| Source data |
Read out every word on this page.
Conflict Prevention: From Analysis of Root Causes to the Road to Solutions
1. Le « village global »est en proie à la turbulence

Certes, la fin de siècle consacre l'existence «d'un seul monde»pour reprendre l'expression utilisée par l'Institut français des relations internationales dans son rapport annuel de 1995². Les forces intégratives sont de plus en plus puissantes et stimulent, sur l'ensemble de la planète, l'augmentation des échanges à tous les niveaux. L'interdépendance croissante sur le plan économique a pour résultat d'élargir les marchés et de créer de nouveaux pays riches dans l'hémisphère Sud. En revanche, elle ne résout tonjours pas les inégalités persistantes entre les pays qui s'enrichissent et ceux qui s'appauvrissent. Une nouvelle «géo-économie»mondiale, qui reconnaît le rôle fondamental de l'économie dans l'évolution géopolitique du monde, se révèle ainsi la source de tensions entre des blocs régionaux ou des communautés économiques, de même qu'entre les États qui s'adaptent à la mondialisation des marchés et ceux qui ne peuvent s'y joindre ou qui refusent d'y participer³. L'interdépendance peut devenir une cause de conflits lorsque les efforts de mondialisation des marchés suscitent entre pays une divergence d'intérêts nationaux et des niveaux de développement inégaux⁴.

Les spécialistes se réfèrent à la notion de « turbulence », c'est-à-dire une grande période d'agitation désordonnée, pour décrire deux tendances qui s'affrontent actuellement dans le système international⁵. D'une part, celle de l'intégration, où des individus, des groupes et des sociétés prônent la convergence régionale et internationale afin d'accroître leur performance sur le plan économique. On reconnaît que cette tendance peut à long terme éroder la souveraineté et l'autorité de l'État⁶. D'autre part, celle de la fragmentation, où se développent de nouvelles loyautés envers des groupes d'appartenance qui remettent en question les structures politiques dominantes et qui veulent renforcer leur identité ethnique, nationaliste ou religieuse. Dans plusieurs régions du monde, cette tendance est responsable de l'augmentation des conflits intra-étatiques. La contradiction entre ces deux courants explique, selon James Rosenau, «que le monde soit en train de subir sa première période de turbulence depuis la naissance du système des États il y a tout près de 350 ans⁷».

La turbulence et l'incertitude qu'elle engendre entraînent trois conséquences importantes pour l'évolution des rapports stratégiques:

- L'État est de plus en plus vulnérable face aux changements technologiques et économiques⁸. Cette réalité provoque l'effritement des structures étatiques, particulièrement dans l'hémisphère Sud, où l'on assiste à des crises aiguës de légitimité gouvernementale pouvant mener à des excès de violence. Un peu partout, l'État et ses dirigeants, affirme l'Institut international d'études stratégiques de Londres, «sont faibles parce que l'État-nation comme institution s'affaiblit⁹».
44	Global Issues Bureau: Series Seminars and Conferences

| WHAT YOU ARE ASKED TO DO |
From the records above, extract every line exactly as it stands.

| TASK RESPONSE |
Read out every word on this page.
Conflict Prevention: From Analysis of Root Causes to the Road to Solutions
1. Le « village global »est en proie à la turbulence

Certes, la fin de siècle consacre l'existence «d'un seul monde»pour reprendre l'expression utilisée par l'Institut français des relations internationales dans son rapport annuel de 1995². Les forces intégratives sont de plus en plus puissantes et stimulent, sur l'ensemble de la planète, l'augmentation des échanges à tous les niveaux. L'interdépendance croissante sur le plan économique a pour résultat d'élargir les marchés et de créer de nouveaux pays riches dans l'hémisphère Sud. En revanche, elle ne résout tonjours pas les inégalités persistantes entre les pays qui s'enrichissent et ceux qui s'appauvrissent. Une nouvelle «géo-économie»mondiale, qui reconnaît le rôle fondamental de l'économie dans l'évolution géopolitique du monde, se révèle ainsi la source de tensions entre des blocs régionaux ou des communautés économiques, de même qu'entre les États qui s'adaptent à la mondialisation des marchés et ceux qui ne peuvent s'y joindre ou qui refusent d'y participer³. L'interdépendance peut devenir une cause de conflits lorsque les efforts de mondialisation des marchés suscitent entre pays une divergence d'intérêts nationaux et des niveaux de développement inégaux⁴.

Les spécialistes se réfèrent à la notion de « turbulence », c'est-à-dire une grande période d'agitation désordonnée, pour décrire deux tendances qui s'affrontent actuellement dans le système international⁵. D'une part, celle de l'intégration, où des individus, des groupes et des sociétés prônent la convergence régionale et internationale afin d'accroître leur performance sur le plan économique. On reconnaît que cette tendance peut à long terme éroder la souveraineté et l'autorité de l'État⁶. D'autre part, celle de la fragmentation, où se développent de nouvelles loyautés envers des groupes d'appartenance qui remettent en question les structures politiques dominantes et qui veulent renforcer leur identité ethnique, nationaliste ou religieuse. Dans plusieurs régions du monde, cette tendance est responsable de l'augmentation des conflits intra-étatiques. La contradiction entre ces deux courants explique, selon James Rosenau, «que le monde soit en train de subir sa première période de turbulence depuis la naissance du système des États il y a tout près de 350 ans⁷».

La turbulence et l'incertitude qu'elle engendre entraînent trois conséquences importantes pour l'évolution des rapports stratégiques:

- L'État est de plus en plus vulnérable face aux changements technologiques et économiques⁸. Cette réalité provoque l'effritement des structures étatiques, particulièrement dans l'hémisphère Sud, où l'on assiste à des crises aiguës de légitimité gouvernementale pouvant mener à des excès de violence. Un peu partout, l'État et ses dirigeants, affirme l'Institut international d'études stratégiques de Londres, «sont faibles parce que l'État-nation comme institution s'affaiblit⁹».
44	Global Issues Bureau: Series Seminars and Conferences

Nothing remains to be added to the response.